■ EXERCISE INPUTS ■
◇ ◇ ◇ ◇ ◇ ◇ ◇

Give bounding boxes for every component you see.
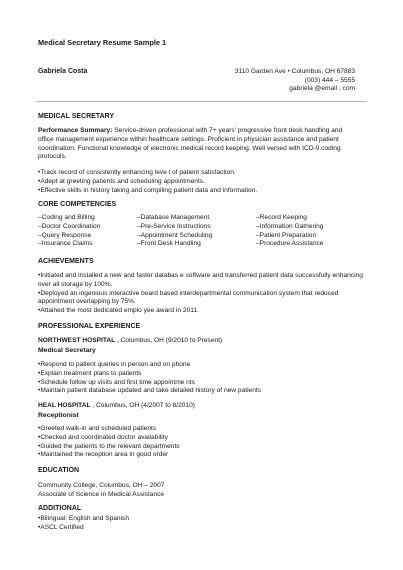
competencies-heading: CORE COMPETENCIES xyxy=(38,201,117,208)
additional-bullets xyxy=(38,515,368,533)
competency-item: – Procedure Assistance xyxy=(256,240,368,249)
list-item: • Guided the patients to the relevant departments xyxy=(38,443,368,452)
job-title: Receptionist xyxy=(38,412,79,419)
additional-heading: ADDITIONAL xyxy=(38,505,82,512)
job-location-dates: , Columbus, OH (9/2010 to Present) xyxy=(115,337,223,344)
job-bullets xyxy=(38,361,368,396)
achievements-bullets xyxy=(38,272,368,316)
summary-paragraph xyxy=(38,127,358,162)
email-address: gabriela @email . com xyxy=(289,85,355,93)
list-item: • Checked and coordinated doctor availability xyxy=(38,434,368,443)
education-heading: EDUCATION xyxy=(38,467,80,474)
competency-item: – Appointment Scheduling xyxy=(137,232,256,241)
list-item: • Maintained the reception area in good order xyxy=(38,451,368,460)
list-item: • Explain treatment plans to patients xyxy=(38,370,368,379)
list-item: • Initiated and installed a new and faster databas e software and transferred patient data successfully enhancing over all storage by 100%. xyxy=(38,272,368,290)
competency-item: – Doctor Coordination xyxy=(38,223,137,232)
employer-name: NORTHWEST HOSPITAL xyxy=(38,337,116,344)
list-item: • Bilingual: English and Spanish xyxy=(38,515,368,524)
employer-name: HEAL HOSPITAL xyxy=(38,402,91,409)
list-item: • Effective skills in history taking and compiling patient data and information. xyxy=(38,187,368,196)
document-title: Medical Secretary Resume Sample 1 xyxy=(38,38,167,47)
list-item: • Maintain patient database updated and take detailed history of new patients xyxy=(38,387,368,396)
list-item: • Greeted walk-in and scheduled patients xyxy=(38,425,368,434)
competency-item: – Coding and Billing xyxy=(38,214,137,223)
job-bullets xyxy=(38,425,368,460)
list-item: • Deployed an ingenious interactive board based interdepartmental communication system that reduced appointment overlapping by 75%. xyxy=(38,290,368,308)
competency-item: – Patient Preparation xyxy=(256,232,368,241)
list-item: • Respond to patient queries in person and on phone xyxy=(38,361,368,370)
list-item: • Track record of consistently enhancing leve l of patient satisfaction. xyxy=(38,169,368,178)
candidate-name: Gabriela Costa xyxy=(38,68,88,75)
summary-label: Performance Summary: xyxy=(38,127,113,134)
competency-item: – Database Management xyxy=(137,214,256,223)
competency-item: – Insurance Claims xyxy=(38,240,137,249)
job-location-dates: , Columbus, OH (4/2007 to 8/2010) xyxy=(90,402,195,409)
summary-bullets xyxy=(38,169,368,195)
experience-heading: PROFESSIONAL EXPERIENCE xyxy=(38,323,141,330)
list-item: • Adept at greeting patients and scheduling appointments. xyxy=(38,178,368,187)
competency-item: – Pre-Service Instructions xyxy=(137,223,256,232)
list-item: • Attained the most dedicated emplo yee award in 2011. xyxy=(38,307,368,316)
summary-text: Service-driven professional with 7+ years' progressive front desk handling and office management experience within healthcare settings. Proficient in physician assistance and patient coordination. Functional knowledge of electronic medical record keeping. Well versed with ICD-9 coding protocols. xyxy=(38,127,343,161)
education-school: Community College, Columbus, OH – 2007 xyxy=(38,482,165,489)
contact-block xyxy=(235,68,355,94)
header-divider xyxy=(36,101,367,102)
competency-item: – Record Keeping xyxy=(256,214,368,223)
list-item: • ASCL Certified xyxy=(38,524,368,533)
job-employer-line xyxy=(38,337,222,344)
job-employer-line xyxy=(38,402,195,409)
competency-item: – Query Response xyxy=(38,232,137,241)
competency-item: – Front Desk Handling xyxy=(137,240,256,249)
list-item: • Schedule follow up visits and first time appointme nts xyxy=(38,379,368,388)
phone-number: (003) 444 – 5555 xyxy=(304,76,355,84)
summary-heading: MEDICAL SECRETARY xyxy=(38,113,115,120)
competency-item: – Information Gathering xyxy=(256,223,368,232)
street-address: 3110 Garden Ave • Columbus, OH 67883 xyxy=(234,68,355,75)
education-degree: Associate of Science in Medical Assistance xyxy=(38,491,165,498)
achievements-heading: ACHIEVEMENTS xyxy=(38,258,94,265)
competencies-grid xyxy=(38,214,368,249)
job-title: Medical Secretary xyxy=(38,347,96,354)
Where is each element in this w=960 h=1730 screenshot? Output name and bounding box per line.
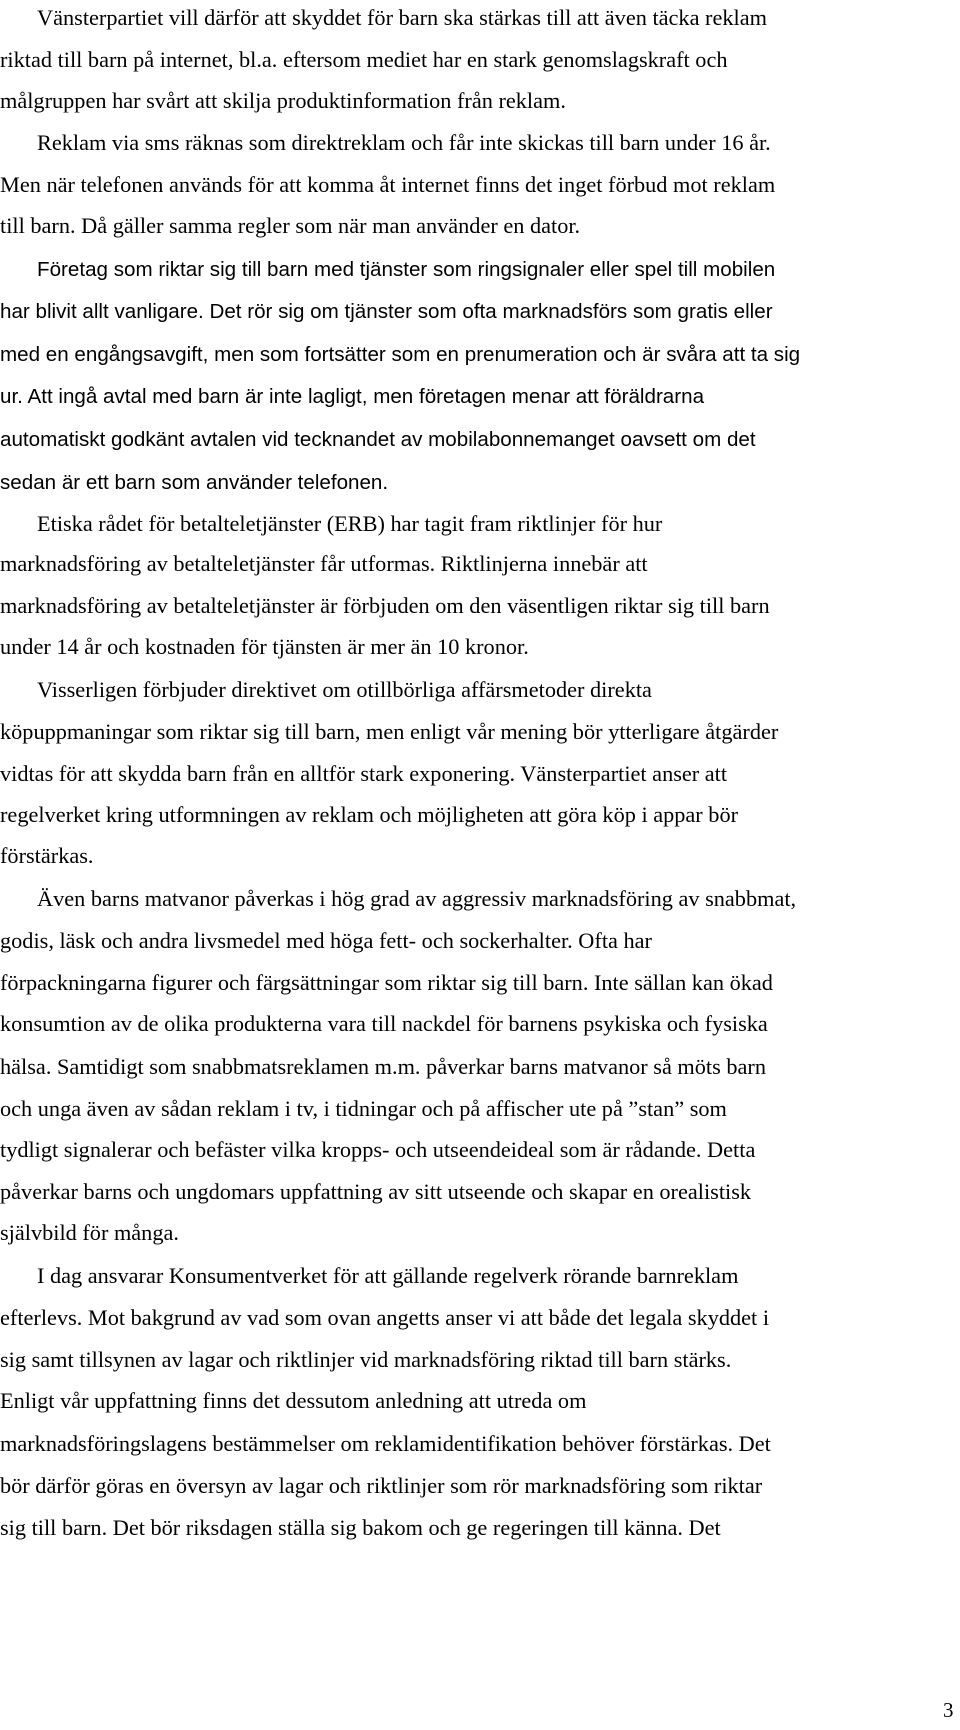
text-line: konsumtion av de olika produkterna vara till nackdel för barnens psykiska och fysiska [0,1011,768,1036]
text-line: Företag som riktar sig till barn med tjänster som ringsignaler eller spel till mobilen [37,258,776,281]
text-line: sedan är ett barn som använder telefonen. [0,471,389,494]
text-line: automatiskt godkänt avtalen vid tecknandet av mobilabonnemanget oavsett om det [0,428,756,451]
page-number: 3 [943,1698,954,1722]
text-line: marknadsföring av betalteletjänster är förbjuden om den väsentligen riktar sig till barn [0,593,770,618]
text-line: har blivit allt vanligare. Det rör sig om tjänster som ofta marknadsförs som gratis eller [0,300,773,323]
text-line: Enligt vår uppfattning finns det dessutom anledning att utreda om [0,1388,587,1413]
text-line: sig samt tillsynen av lagar och riktlinjer vid marknadsföring riktad till barn stärks. [0,1347,732,1372]
text-line: Reklam via sms räknas som direktreklam och får inte skickas till barn under 16 år. [37,130,771,155]
text-line: godis, läsk och andra livsmedel med höga fett- och sockerhalter. Ofta har [0,928,652,953]
text-line: regelverket kring utformningen av reklam och möjligheten att göra köp i appar bör [0,802,739,827]
text-line: självbild för många. [0,1220,179,1245]
text-line: marknadsföring av betalteletjänster får utformas. Riktlinjerna innebär att [0,551,648,576]
text-line: under 14 år och kostnaden för tjänsten är mer än 10 kronor. [0,634,529,659]
text-line: Även barns matvanor påverkas i hög grad av aggressiv marknadsföring av snabbmat, [37,886,797,911]
text-line: påverkar barns och ungdomars uppfattning av sitt utseende och skapar en orealistisk [0,1179,752,1204]
text-line: Etiska rådet för betalteletjänster (ERB) har tagit fram riktlinjer för hur [37,511,663,536]
text-line: Men när telefonen används för att komma åt internet finns det inget förbud mot reklam [0,172,776,197]
text-line: till barn. Då gäller samma regler som när man använder en dator. [0,213,581,238]
text-line: och unga även av sådan reklam i tv, i tidningar och på affischer ute på ”stan” som [0,1096,727,1121]
text-line: hälsa. Samtidigt som snabbmatsreklamen m.m. påverkar barns matvanor så möts barn [0,1054,766,1079]
text-line: riktad till barn på internet, bl.a. eftersom mediet har en stark genomslagskraft och [0,47,728,72]
text-line: vidtas för att skydda barn från en alltför stark exponering. Vänsterpartiet anser att [0,761,728,786]
text-line: tydligt signalerar och befäster vilka kropps- och utseendeideal som är rådande. Detta [0,1137,756,1162]
text-line: med en engångsavgift, men som fortsätter som en prenumeration och är svåra att ta sig [0,343,801,366]
text-line: sig till barn. Det bör riksdagen ställa sig bakom och ge regeringen till känna. Det [0,1515,721,1540]
text-line: I dag ansvarar Konsumentverket för att gällande regelverk rörande barnreklam [37,1263,739,1288]
text-line: målgruppen har svårt att skilja produktinformation från reklam. [0,88,566,113]
text-line: förpackningarna figurer och färgsättningar som riktar sig till barn. Inte sällan kan ökad [0,970,773,995]
text-line: ur. Att ingå avtal med barn är inte lagligt, men företagen menar att föräldrarna [0,385,705,408]
text-line: Vänsterpartiet vill därför att skyddet för barn ska stärkas till att även täcka reklam [37,5,767,30]
text-line: Visserligen förbjuder direktivet om otillbörliga affärsmetoder direkta [37,677,652,702]
text-line: efterlevs. Mot bakgrund av vad som ovan angetts anser vi att både det legala skyddet i [0,1305,770,1330]
text-line: köpuppmaningar som riktar sig till barn, men enligt vår mening bör ytterligare åtgärder [0,719,779,744]
text-line: bör därför göras en översyn av lagar och riktlinjer som rör marknadsföring som riktar [0,1473,763,1498]
text-line: förstärkas. [0,843,94,868]
text-line: marknadsföringslagens bestämmelser om reklamidentifikation behöver förstärkas. Det [0,1431,771,1456]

◇ ◇ ◇ ◇ ◇ ◇ ◇

A single number is the answer here: how many lines above carry the string "lagar"?

■ OUTPUT ■
2